Material provided:
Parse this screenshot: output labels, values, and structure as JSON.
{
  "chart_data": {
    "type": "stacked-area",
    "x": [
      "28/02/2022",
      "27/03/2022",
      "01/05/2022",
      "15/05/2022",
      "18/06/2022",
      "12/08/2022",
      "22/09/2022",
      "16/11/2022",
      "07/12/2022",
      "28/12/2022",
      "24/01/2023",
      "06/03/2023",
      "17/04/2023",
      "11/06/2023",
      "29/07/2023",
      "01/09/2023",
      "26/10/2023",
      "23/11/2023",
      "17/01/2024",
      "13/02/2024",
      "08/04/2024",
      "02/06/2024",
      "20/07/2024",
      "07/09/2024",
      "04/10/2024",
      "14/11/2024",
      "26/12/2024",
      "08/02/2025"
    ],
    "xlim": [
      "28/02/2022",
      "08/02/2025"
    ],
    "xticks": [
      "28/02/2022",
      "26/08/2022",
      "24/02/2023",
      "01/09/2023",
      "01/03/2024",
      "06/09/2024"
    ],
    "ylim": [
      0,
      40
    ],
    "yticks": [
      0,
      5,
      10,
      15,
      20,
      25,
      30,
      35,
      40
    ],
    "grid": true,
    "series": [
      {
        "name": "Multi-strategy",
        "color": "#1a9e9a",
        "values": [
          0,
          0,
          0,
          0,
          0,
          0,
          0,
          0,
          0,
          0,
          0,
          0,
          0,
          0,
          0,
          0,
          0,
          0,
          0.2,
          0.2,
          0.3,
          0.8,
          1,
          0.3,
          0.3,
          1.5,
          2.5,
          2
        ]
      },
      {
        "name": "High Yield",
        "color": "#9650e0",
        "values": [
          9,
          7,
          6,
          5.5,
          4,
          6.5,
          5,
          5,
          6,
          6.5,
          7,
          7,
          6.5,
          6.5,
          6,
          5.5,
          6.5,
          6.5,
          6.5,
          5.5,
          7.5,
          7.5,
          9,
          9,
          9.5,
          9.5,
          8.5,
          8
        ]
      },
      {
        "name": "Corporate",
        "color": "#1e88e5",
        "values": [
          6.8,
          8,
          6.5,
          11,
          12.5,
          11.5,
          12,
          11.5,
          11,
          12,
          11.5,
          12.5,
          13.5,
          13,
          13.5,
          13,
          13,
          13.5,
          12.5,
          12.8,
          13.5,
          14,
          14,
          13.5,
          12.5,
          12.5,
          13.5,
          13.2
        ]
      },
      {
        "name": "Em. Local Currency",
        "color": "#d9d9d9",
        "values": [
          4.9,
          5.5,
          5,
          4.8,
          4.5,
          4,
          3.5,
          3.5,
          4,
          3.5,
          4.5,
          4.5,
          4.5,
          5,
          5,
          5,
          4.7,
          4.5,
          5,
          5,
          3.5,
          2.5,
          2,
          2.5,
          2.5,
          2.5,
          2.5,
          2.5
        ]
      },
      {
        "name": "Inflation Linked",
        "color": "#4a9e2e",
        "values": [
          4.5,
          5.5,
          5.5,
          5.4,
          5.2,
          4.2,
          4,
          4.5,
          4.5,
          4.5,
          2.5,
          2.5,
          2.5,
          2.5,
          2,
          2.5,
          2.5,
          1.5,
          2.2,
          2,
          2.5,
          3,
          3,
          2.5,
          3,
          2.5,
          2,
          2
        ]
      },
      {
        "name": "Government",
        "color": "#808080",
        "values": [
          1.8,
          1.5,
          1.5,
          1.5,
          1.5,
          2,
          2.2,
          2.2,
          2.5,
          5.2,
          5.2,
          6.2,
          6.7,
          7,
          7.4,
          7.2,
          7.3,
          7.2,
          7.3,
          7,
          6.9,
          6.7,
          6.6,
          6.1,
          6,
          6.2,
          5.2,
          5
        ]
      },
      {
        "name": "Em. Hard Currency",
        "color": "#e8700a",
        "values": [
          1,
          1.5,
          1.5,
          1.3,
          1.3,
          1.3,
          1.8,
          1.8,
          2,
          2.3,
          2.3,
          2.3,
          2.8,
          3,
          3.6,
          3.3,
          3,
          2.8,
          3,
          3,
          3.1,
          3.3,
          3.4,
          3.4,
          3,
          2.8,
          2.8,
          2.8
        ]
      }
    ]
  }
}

Task instructions: Copy out all lines from the material above that contain the string "color".

The reply:
        "color": "#1a9e9a",
        "color": "#9650e0",
        "color": "#1e88e5",
        "color": "#d9d9d9",
        "color": "#4a9e2e",
        "color": "#808080",
        "color": "#e8700a",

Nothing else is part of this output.